*Vorliegender Text:*

Der Legende nach befolgten die Adligen den Rat der alten Frau, und ihre Tochter konnte zum ersten Mal sehen. „Man sagt, dass die Jungfrau Maria an diesem Ort der Gräfin Gaschin erschienen ist. Um dieses Wunder zu verewigen, wurde um die Quelle eine Kapelle errichtet, zu der bis heute die Einwohner von Gogolin pilgern“, erzählt Polanski.
Seit 35 Jahren finden in der Kapelle der Familie Gaschin in Gogolin jeden Sonntag im Mai deutsche Gottesdienste statt. Ins Leben gerufen wurden sie von Prof. Joachim Piecuch, der dort den ersten Maigottesdienst nach dem Ende des Kommunismus gefeiert hat.
„Es war die Suche nach einem Stück Heimat, in dem wir mit den Liedern und Gebeten, die wir von unseren Eltern und Großeltern gelernt hatten, singen und beten konnten“, sagt er.
Joachim Piecuch begleitete 1990 als junger Geistlicher den Gründer der deutschen Minderheit, Johann Kroll, auf seiner Zugfahrt zur deutschen Botschaft in Warschau. Im Gepäck hatten sie 40.000 Unterschriften von Oberschlesiern, die sich zu ihrer deutschen Identität bekannten. Das war kein risikoloses Vorhaben, erinnert sich Piecuch: „Wir wussten nicht, wie das ausgehen würde, ob die Deutschen anerkannt werden würden. Das erforderte Mut, aber in unseren Herzen war große Hoffnung.“
Piecuch erinnert sich mit großer Zuneigung an Johann Kroll, der bereits 1988 begann, geheime Treffen von deutschen Oberschlesiern aus der Oppelner Region zu organisieren. Er sammelte Unterschriften von Menschen, die sich als Deutsche bekannten. „Ich erinnere mich an seine Begeisterung, seine Herzlichkeit, ich konnte ihm einfach nichts abschlagen“, sagt Piecuch.

*Rohdaten:*
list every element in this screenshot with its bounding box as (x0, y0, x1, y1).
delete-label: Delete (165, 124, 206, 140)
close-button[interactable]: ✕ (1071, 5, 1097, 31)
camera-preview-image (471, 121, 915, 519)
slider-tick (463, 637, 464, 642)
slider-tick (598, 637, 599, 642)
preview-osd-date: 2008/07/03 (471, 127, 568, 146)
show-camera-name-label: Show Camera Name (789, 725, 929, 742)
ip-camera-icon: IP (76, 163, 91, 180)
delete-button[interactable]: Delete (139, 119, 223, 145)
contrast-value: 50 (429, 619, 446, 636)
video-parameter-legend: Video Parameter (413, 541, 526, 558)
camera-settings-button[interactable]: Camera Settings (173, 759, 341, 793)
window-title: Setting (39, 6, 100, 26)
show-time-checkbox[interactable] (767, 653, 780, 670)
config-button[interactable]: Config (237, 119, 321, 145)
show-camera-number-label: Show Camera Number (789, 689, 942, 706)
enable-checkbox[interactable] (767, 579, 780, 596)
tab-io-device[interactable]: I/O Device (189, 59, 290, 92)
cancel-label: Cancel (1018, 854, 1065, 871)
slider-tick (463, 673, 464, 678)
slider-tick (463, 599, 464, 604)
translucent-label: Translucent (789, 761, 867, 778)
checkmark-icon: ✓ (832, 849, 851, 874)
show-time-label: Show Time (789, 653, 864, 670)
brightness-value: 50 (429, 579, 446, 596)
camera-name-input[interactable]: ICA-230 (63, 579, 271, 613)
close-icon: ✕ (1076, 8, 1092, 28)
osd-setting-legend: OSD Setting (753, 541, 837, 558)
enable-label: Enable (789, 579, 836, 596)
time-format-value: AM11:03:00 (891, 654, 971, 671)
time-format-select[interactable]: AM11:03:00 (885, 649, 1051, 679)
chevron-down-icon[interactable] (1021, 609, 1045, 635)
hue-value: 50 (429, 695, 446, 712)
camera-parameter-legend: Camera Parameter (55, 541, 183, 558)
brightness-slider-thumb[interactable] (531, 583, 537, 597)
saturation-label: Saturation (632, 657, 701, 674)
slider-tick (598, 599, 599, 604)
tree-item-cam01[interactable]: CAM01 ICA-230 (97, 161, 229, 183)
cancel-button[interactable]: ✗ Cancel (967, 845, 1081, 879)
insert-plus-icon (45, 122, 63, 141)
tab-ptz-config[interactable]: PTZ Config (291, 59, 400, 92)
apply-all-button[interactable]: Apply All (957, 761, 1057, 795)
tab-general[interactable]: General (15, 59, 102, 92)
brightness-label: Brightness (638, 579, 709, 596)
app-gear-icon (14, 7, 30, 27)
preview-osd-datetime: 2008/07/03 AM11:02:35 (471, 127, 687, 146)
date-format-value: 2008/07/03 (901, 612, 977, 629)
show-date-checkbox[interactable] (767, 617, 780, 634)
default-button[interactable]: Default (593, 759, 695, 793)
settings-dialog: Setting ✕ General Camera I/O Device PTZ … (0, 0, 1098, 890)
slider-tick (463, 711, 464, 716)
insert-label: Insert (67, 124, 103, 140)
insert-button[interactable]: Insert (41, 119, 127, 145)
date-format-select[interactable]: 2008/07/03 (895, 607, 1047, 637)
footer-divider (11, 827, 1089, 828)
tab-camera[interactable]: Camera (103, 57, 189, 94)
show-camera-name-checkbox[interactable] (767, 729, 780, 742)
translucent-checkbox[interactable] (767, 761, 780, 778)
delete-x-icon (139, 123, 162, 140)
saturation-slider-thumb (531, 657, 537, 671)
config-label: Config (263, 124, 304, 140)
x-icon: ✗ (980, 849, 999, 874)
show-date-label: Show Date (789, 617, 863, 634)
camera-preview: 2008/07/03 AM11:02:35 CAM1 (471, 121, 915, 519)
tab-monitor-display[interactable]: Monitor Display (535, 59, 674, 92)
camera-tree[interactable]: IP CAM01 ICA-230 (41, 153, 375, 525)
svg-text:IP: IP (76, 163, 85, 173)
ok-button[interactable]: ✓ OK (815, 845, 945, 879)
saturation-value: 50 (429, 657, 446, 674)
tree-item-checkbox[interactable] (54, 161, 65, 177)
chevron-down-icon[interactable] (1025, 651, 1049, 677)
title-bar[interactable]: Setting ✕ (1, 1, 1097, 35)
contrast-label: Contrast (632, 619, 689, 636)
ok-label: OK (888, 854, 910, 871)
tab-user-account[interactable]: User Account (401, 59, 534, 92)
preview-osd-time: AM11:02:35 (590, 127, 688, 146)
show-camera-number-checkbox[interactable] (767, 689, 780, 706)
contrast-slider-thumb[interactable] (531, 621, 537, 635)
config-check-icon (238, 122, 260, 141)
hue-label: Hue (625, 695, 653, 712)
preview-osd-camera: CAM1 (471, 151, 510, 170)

*Zu erledigen:*
[a] Gib aus dem Text über die Gaschin-Kapelle den Abschnitt wortgetreu wieder, beginnend bei „Der Legende nach“ und endend bei „Kommunismus gefeiert hat.“.
[b] Beantworte anhand des Textes über die Gaschin-Kapelle:
(i) Seit wie vielen Jahren finden in der Kapelle im Mai deutsche Gottesdienste statt?
(ii) Wie viele Unterschriften hatten Piecuch und Kroll 1990 im Gepäck?
(iii) In welchem Jahr begann Johann Kroll, geheime Treffen zu organisieren?
[c] Schreibe den Text über die Gaschin-Kapelle im Anschluss an seinen letzten Satz weiter.
Die Daten sind eigenständiges Material und gehören nicht zum Text über die Gaschin-Kapelle.

*Ergebnisse:*
[a]
Der Legende nach befolgten die Adligen den Rat der alten Frau, und ihre Tochter konnte zum ersten Mal sehen. „Man sagt, dass die Jungfrau Maria an diesem Ort der Gräfin Gaschin erschienen ist. Um dieses Wunder zu verewigen, wurde um die Quelle eine Kapelle errichtet, zu der bis heute die Einwohner von Gogolin pilgern“, erzählt Polanski.
Seit 35 Jahren finden in der Kapelle der Familie Gaschin in Gogolin jeden Sonntag im Mai deutsche Gottesdienste statt. Ins Leben gerufen wurden sie von Prof. Joachim Piecuch, der dort den ersten Maigottesdienst nach dem Ende des Kommunismus gefeiert hat.

[b]
(i) Seit 35 Jahren.
(ii) 40.000 Unterschriften.
(iii) 1988.

[c]
Doch auch für Joachim Piecuch gab es Zeiten, in denen er seine deutschen Wurzeln geheim hielt. „Als Kaplan in Beuthen galt ich als Pole und habe mich nicht öffentlich als Deutscher zu erkennen gegeben“, erinnert er sich. Das schmerzt ihn noch immer, aber „andererseits wäre es eher ein Hindernis für meine pastorale Arbeit gewesen“, sagt Piecuch. „Aber in meinem Schrank und auf meinem Schreibtisch lagen immer deutsche Bücher, ganz offen.“
Mit der Zeit wurde Piecuch immer mehr bewusst, dass dies „meine Welt, meine Haltung ausmacht. Es ist die Kultur, der ich angehöre, und die deutsche Sprache, die ich zu Hause gelernt habe, meine Sprache ist“.
Piecuchs Engagement für die deutsche Minderheit reicht bis in die Zeit seiner Zusammenarbeit mit Johann Kroll zurück. Er war Zeuge der großen Begeisterung und Hoffnung, die damals in der autochthonen Bevölkerung geweckt wurden. Es war eine Zeit, in der noch viele Schlesier lebten, die sich an ihre Kindheit in deutschen Schulen erinnerten. Ganz natürlich sehnten sie sich nach dieser Zeit zurück. Nach vielen Jahrzehnten fühlten sie sich endlich frei und freuten sich darüber, ihre deutsche Identität offen zeigen zu dürfen. Genau diesen Menschen – seinen nahen und fernen Nachbarn – wollte Piecuch helfen, ihre Identität wiederzuentdecken.
„Diese Menschen standen mir nahe, sie stammten aus meiner Kultur. Es war vor allem ein pastoraler Impuls, denn man muss Menschen in ihren Bedürfnissen so gut wie möglich unterstützen“, sagt Piecuch.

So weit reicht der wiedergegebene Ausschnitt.